◆ **TASK TO CARRY OUT**
Reproduce every line of the records below word for word, leaving the pictures out of your answer.

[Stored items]
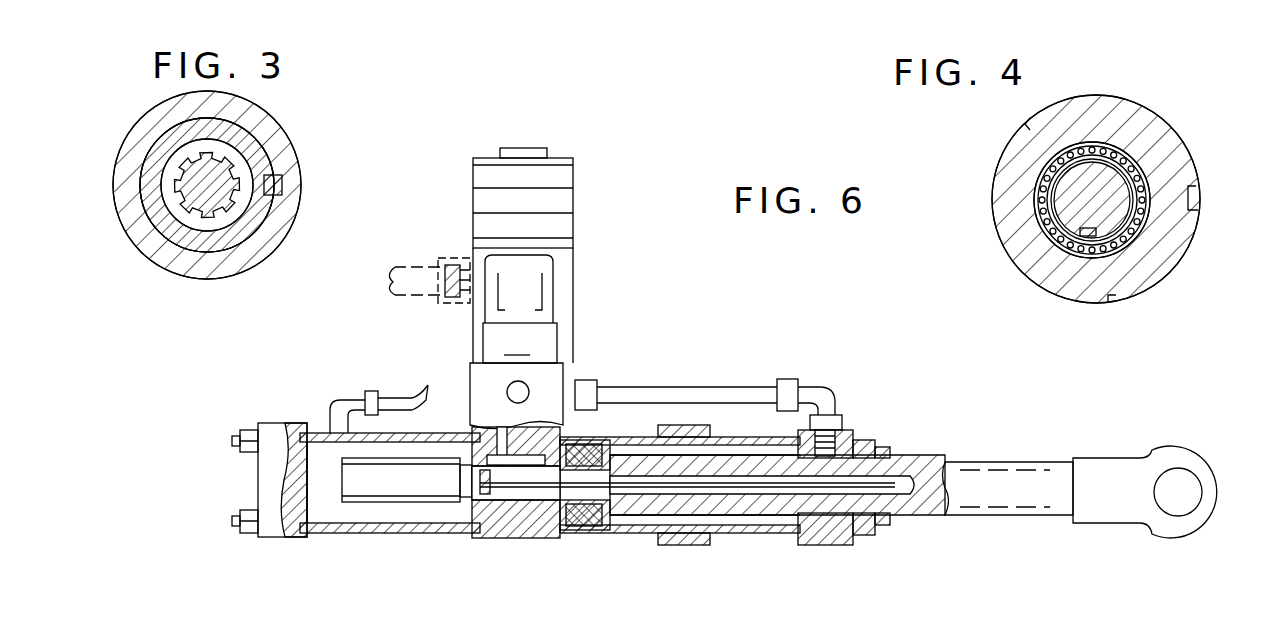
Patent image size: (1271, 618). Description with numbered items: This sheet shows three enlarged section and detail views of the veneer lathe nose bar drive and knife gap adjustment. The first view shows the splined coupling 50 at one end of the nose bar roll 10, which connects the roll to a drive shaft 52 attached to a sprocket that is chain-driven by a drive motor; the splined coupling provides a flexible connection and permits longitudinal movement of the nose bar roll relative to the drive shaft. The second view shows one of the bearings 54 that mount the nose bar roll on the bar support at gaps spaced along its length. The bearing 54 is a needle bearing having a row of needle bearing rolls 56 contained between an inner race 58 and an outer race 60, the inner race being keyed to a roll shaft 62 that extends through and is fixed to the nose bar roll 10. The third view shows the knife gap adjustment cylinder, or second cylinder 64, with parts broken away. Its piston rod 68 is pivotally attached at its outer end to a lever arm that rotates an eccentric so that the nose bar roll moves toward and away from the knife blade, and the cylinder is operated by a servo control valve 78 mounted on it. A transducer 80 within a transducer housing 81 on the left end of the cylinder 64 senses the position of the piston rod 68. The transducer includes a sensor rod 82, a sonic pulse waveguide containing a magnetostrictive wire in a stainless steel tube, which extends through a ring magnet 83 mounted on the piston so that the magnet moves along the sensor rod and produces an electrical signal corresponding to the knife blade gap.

In FIG. 3, the nose bar roll 10 is at (218, 265).
In FIG. 4, the nose bar roll 10 is at (1020, 262).
In FIG. 3, the splined coupling 50 is at (170, 190).
In FIG. 3, the drive shaft 52 is at (195, 210).
In FIG. 4, the bearing 54 is at (1010, 152).
In FIG. 4, the needle bearing rolls 56 is at (1035, 196).
In FIG. 4, the inner race 58 is at (1138, 195).
In FIG. 4, the outer race 60 is at (1145, 160).
In FIG. 4, the roll shaft 62 is at (1065, 210).
In FIG. 6, the second cylinder 64 is at (740, 535).
In FIG. 6, the piston rod 68 is at (988, 462).
In FIG. 6, the servo control valve 78 is at (481, 288).
In FIG. 6, the transducer 80 is at (398, 485).
In FIG. 6, the transducer housing 81 is at (432, 532).
In FIG. 6, the sensor rod 82 is at (650, 487).
In FIG. 6, the ring magnet 83 is at (553, 500).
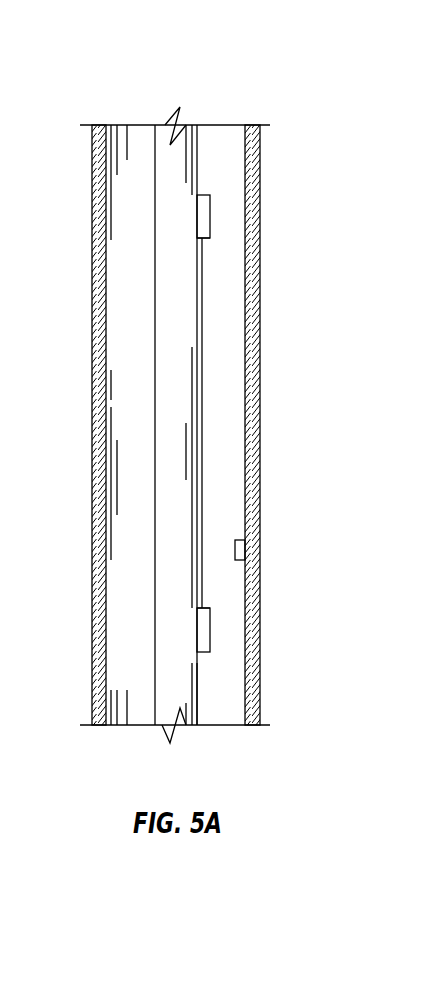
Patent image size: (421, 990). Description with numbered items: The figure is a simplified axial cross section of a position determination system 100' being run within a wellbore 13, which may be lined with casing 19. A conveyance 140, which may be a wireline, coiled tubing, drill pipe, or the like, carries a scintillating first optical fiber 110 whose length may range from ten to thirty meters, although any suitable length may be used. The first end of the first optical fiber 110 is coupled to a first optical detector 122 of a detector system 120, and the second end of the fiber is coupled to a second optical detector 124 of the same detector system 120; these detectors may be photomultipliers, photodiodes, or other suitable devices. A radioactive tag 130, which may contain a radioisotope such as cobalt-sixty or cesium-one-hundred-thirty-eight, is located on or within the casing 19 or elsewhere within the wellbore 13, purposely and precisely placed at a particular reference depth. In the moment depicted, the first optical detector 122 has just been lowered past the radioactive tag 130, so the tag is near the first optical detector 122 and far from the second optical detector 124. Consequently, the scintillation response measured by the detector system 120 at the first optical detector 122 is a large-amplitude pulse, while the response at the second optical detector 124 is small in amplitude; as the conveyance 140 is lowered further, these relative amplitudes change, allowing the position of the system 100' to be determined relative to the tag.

The position determination system 100' is at (190, 387).
The wellbore 13 is at (143, 139).
The casing 19 is at (92, 345).
The first optical fiber 110 is at (204, 434).
The detector system 120 is at (210, 210).
The first optical detector 122 is at (208, 608).
The second optical detector 124 is at (210, 238).
The radioactive tag 130 is at (247, 552).
The conveyance 140 is at (200, 683).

◆ **FINAL RESULT**
Patent image size: (1271, 618). Description with numbered items: This sheet shows three enlarged section and detail views of the veneer lathe nose bar drive and knife gap adjustment. The first view shows the splined coupling 50 at one end of the nose bar roll 10, which connects the roll to a drive shaft 52 attached to a sprocket that is chain-driven by a drive motor; the splined coupling provides a flexible connection and permits longitudinal movement of the nose bar roll relative to the drive shaft. The second view shows one of the bearings 54 that mount the nose bar roll on the bar support at gaps spaced along its length. The bearing 54 is a needle bearing having a row of needle bearing rolls 56 contained between an inner race 58 and an outer race 60, the inner race being keyed to a roll shaft 62 that extends through and is fixed to the nose bar roll 10. The third view shows the knife gap adjustment cylinder, or second cylinder 64, with parts broken away. Its piston rod 68 is pivotally attached at its outer end to a lever arm that rotates an eccentric so that the nose bar roll moves toward and away from the knife blade, and the cylinder is operated by a servo control valve 78 mounted on it. A transducer 80 within a transducer housing 81 on the left end of the cylinder 64 senses the position of the piston rod 68. The transducer includes a sensor rod 82, a sonic pulse waveguide containing a magnetostrictive wire in a stainless steel tube, which extends through a ring magnet 83 mounted on the piston so that the magnet moves along the sensor rod and produces an electrical signal corresponding to the knife blade gap.

In FIG. 3, the nose bar roll 10 is at (218, 265).
In FIG. 4, the nose bar roll 10 is at (1020, 262).
In FIG. 3, the splined coupling 50 is at (170, 190).
In FIG. 3, the drive shaft 52 is at (195, 210).
In FIG. 4, the bearing 54 is at (1010, 152).
In FIG. 4, the needle bearing rolls 56 is at (1035, 196).
In FIG. 4, the inner race 58 is at (1138, 195).
In FIG. 4, the outer race 60 is at (1145, 160).
In FIG. 4, the roll shaft 62 is at (1065, 210).
In FIG. 6, the second cylinder 64 is at (740, 535).
In FIG. 6, the piston rod 68 is at (988, 462).
In FIG. 6, the servo control valve 78 is at (481, 288).
In FIG. 6, the transducer 80 is at (398, 485).
In FIG. 6, the transducer housing 81 is at (432, 532).
In FIG. 6, the sensor rod 82 is at (650, 487).
In FIG. 6, the ring magnet 83 is at (553, 500).
Patent image size: (421, 990). Description with numbered items: The figure is a simplified axial cross section of a position determination system 100' being run within a wellbore 13, which may be lined with casing 19. A conveyance 140, which may be a wireline, coiled tubing, drill pipe, or the like, carries a scintillating first optical fiber 110 whose length may range from ten to thirty meters, although any suitable length may be used. The first end of the first optical fiber 110 is coupled to a first optical detector 122 of a detector system 120, and the second end of the fiber is coupled to a second optical detector 124 of the same detector system 120; these detectors may be photomultipliers, photodiodes, or other suitable devices. A radioactive tag 130, which may contain a radioisotope such as cobalt-sixty or cesium-one-hundred-thirty-eight, is located on or within the casing 19 or elsewhere within the wellbore 13, purposely and precisely placed at a particular reference depth. In the moment depicted, the first optical detector 122 has just been lowered past the radioactive tag 130, so the tag is near the first optical detector 122 and far from the second optical detector 124. Consequently, the scintillation response measured by the detector system 120 at the first optical detector 122 is a large-amplitude pulse, while the response at the second optical detector 124 is small in amplitude; as the conveyance 140 is lowered further, these relative amplitudes change, allowing the position of the system 100' to be determined relative to the tag.

The position determination system 100' is at (190, 387).
The wellbore 13 is at (143, 139).
The casing 19 is at (92, 345).
The first optical fiber 110 is at (204, 434).
The detector system 120 is at (210, 210).
The first optical detector 122 is at (208, 608).
The second optical detector 124 is at (210, 238).
The radioactive tag 130 is at (247, 552).
The conveyance 140 is at (200, 683).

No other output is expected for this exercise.